SHORT TASK: Restate the data below word for word. Skip any images it contains.

DATA FOR PROCESSING:
___
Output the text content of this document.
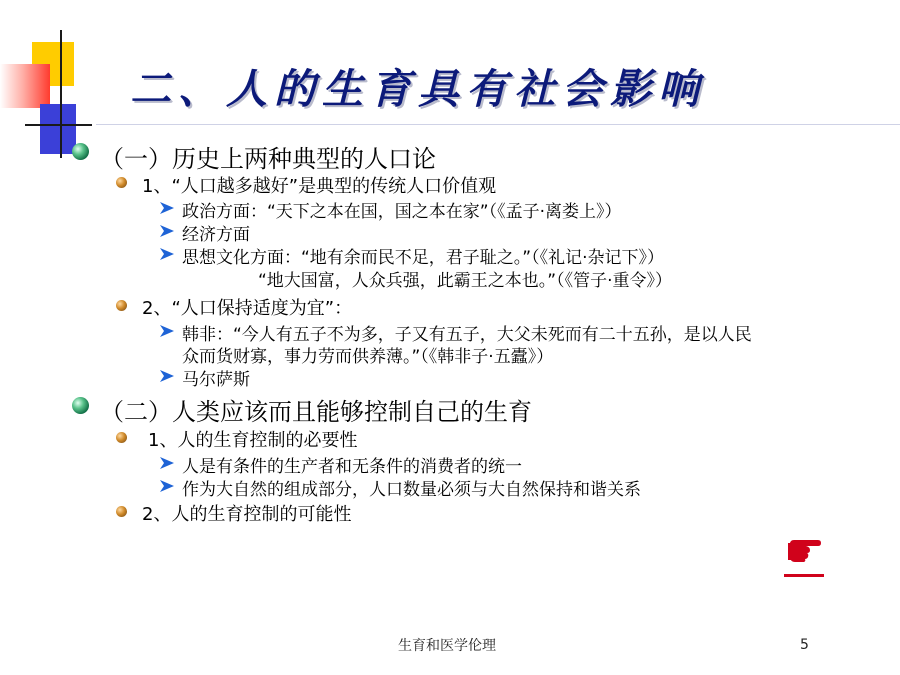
二、人的生育具有社会影响
（一）历史上两种典型的人口论
1、“人口越多越好”是典型的传统人口价值观
政治方面：“天下之本在国，国之本在家”（《孟子·离娄上》）
经济方面
思想文化方面：“地有余而民不足，君子耻之。”（《礼记·杂记下》）
“地大国富，人众兵强，此霸王之本也。”（《管子·重令》）
2、“人口保持适度为宜”：
韩非：“今人有五子不为多，子又有五子，大父未死而有二十五孙，是以人民
众而货财寡，事力劳而供养薄。”（《韩非子·五蠹》）
马尔萨斯
（二）人类应该而且能够控制自己的生育
1、人的生育控制的必要性
人是有条件的生产者和无条件的消费者的统一
作为大自然的组成部分，人口数量必须与大自然保持和谐关系
2、人的生育控制的可能性
生育和医学伦理	5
___
SOLUTION FOR THIS TASK:
Output the text content of this document.
二、人的生育具有社会影响
（一）历史上两种典型的人口论
1、“人口越多越好”是典型的传统人口价值观
政治方面：“天下之本在国，国之本在家”（《孟子·离娄上》）
经济方面
思想文化方面：“地有余而民不足，君子耻之。”（《礼记·杂记下》）
“地大国富，人众兵强，此霸王之本也。”（《管子·重令》）
2、“人口保持适度为宜”：
韩非：“今人有五子不为多，子又有五子，大父未死而有二十五孙，是以人民
众而货财寡，事力劳而供养薄。”（《韩非子·五蠹》）
马尔萨斯
（二）人类应该而且能够控制自己的生育
1、人的生育控制的必要性
人是有条件的生产者和无条件的消费者的统一
作为大自然的组成部分，人口数量必须与大自然保持和谐关系
2、人的生育控制的可能性
生育和医学伦理	5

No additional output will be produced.